Objective: Write out the listing below exactly, and omit any images you find in it.

(Data records)
+ + + + +

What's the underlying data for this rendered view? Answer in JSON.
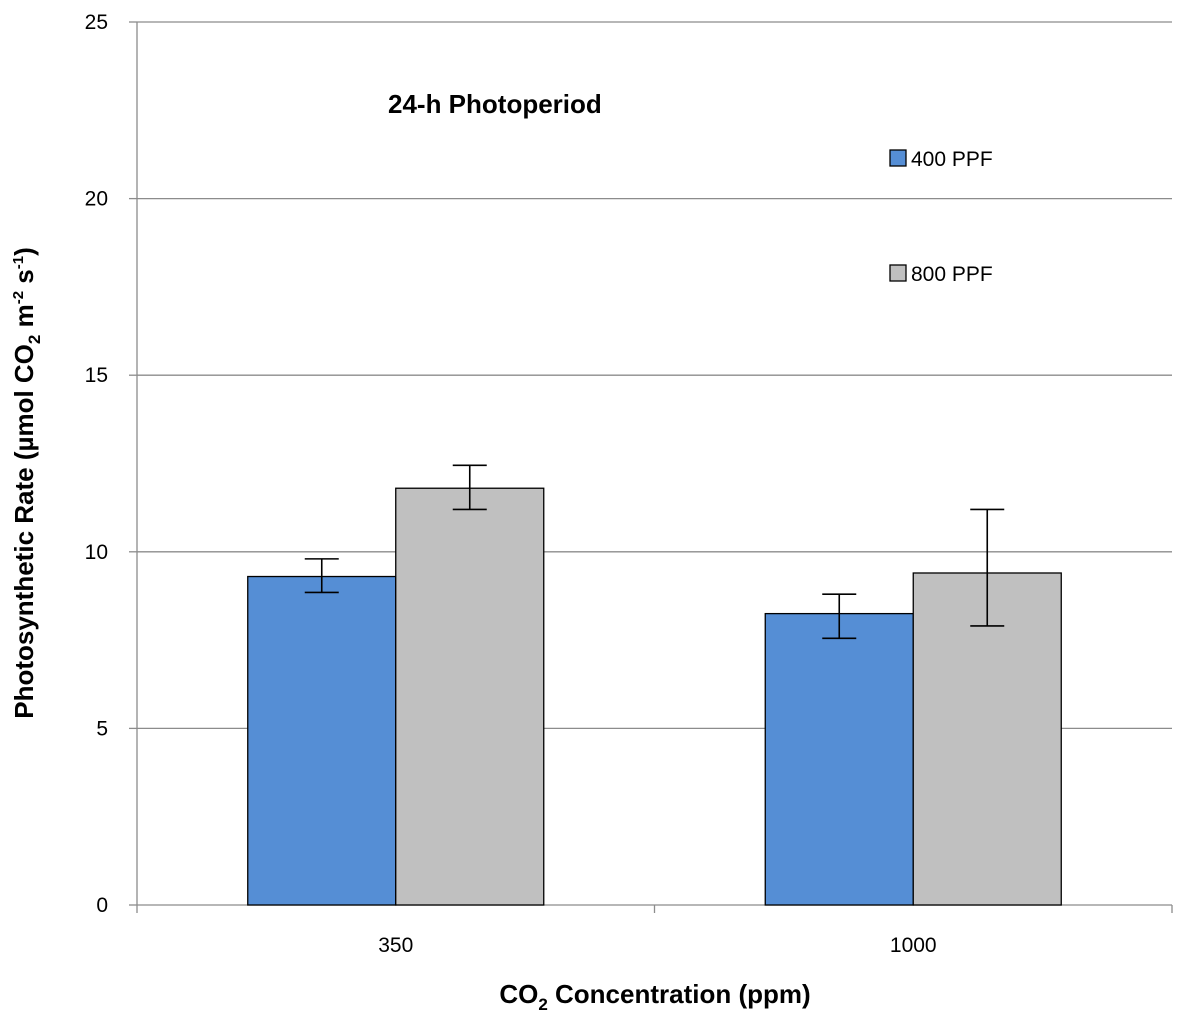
{
  "chart_data": {
    "type": "bar",
    "title": "24-h Photoperiod",
    "categories": [
      "350",
      "1000"
    ],
    "series": [
      {
        "name": "400 PPF",
        "color": "#558ed5",
        "values": [
          9.3,
          8.25
        ],
        "error_low": [
          8.85,
          7.55
        ],
        "error_high": [
          9.8,
          8.8
        ]
      },
      {
        "name": "800 PPF",
        "color": "#c0c0c0",
        "values": [
          11.8,
          9.4
        ],
        "error_low": [
          11.2,
          7.9
        ],
        "error_high": [
          12.45,
          11.2
        ]
      }
    ],
    "ylim": [
      0,
      25
    ],
    "yticks": [
      "0",
      "5",
      "10",
      "15",
      "20",
      "25"
    ],
    "ytick_values": [
      0,
      5,
      10,
      15,
      20,
      25
    ],
    "xlabel": {
      "prefix": "CO",
      "subscript": "2",
      "suffix": " Concentration (ppm)"
    },
    "ylabel": {
      "part1": "Photosynthetic Rate (µmol CO",
      "sub1": "2",
      "part2": " m",
      "sup1": "-2",
      "part3": " s",
      "sup2": "-1",
      "part4": ")"
    },
    "grid": true,
    "legend_position": "top-right"
  }
}
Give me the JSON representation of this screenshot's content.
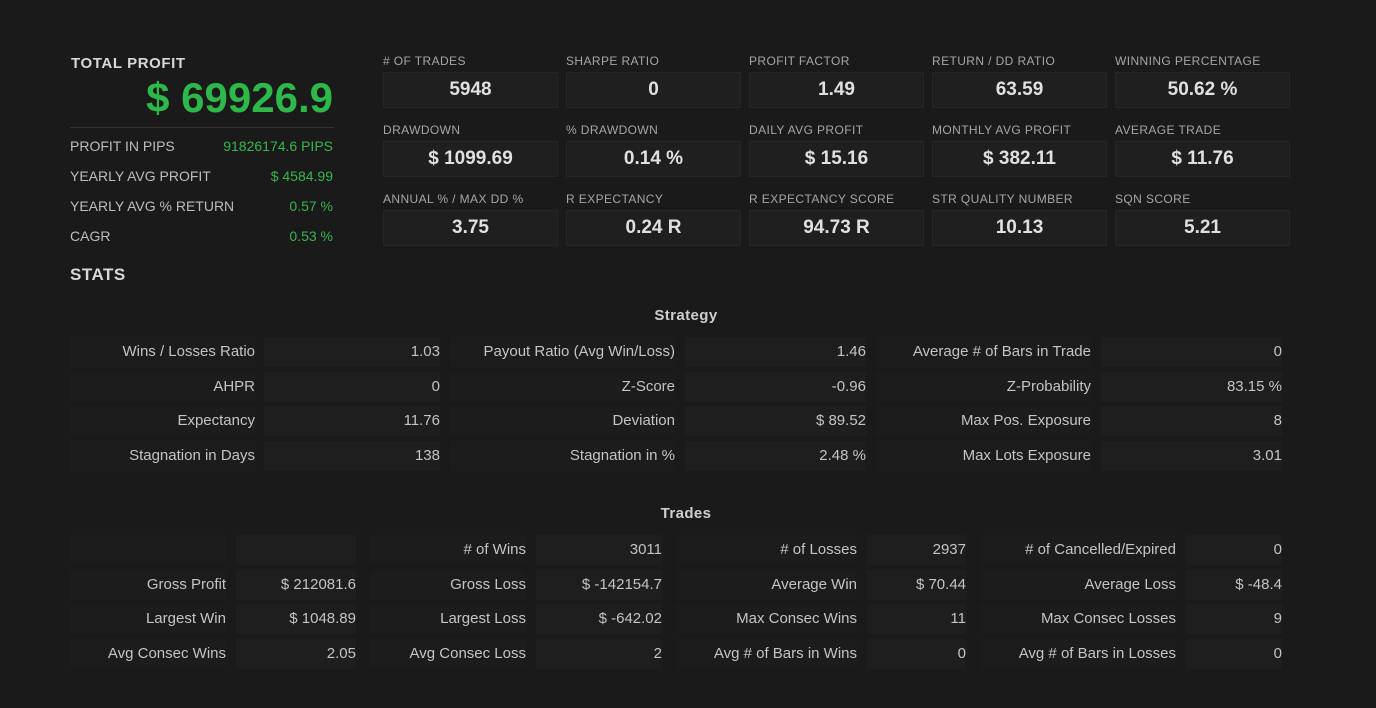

+ + + + +

Output of the exercise:
What's the underlying data for this rendered view? Answer in JSON.
{
  "chart_data": {
    "type": "bar",
    "title": "24-h Photoperiod",
    "categories": [
      "350",
      "1000"
    ],
    "series": [
      {
        "name": "400 PPF",
        "color": "#558ed5",
        "values": [
          9.3,
          8.25
        ],
        "error_low": [
          8.85,
          7.55
        ],
        "error_high": [
          9.8,
          8.8
        ]
      },
      {
        "name": "800 PPF",
        "color": "#c0c0c0",
        "values": [
          11.8,
          9.4
        ],
        "error_low": [
          11.2,
          7.9
        ],
        "error_high": [
          12.45,
          11.2
        ]
      }
    ],
    "ylim": [
      0,
      25
    ],
    "yticks": [
      "0",
      "5",
      "10",
      "15",
      "20",
      "25"
    ],
    "ytick_values": [
      0,
      5,
      10,
      15,
      20,
      25
    ],
    "xlabel": {
      "prefix": "CO",
      "subscript": "2",
      "suffix": " Concentration (ppm)"
    },
    "ylabel": {
      "part1": "Photosynthetic Rate (µmol CO",
      "sub1": "2",
      "part2": " m",
      "sup1": "-2",
      "part3": " s",
      "sup2": "-1",
      "part4": ")"
    },
    "grid": true,
    "legend_position": "top-right"
  }
}
Give me the JSON representation of this screenshot's content.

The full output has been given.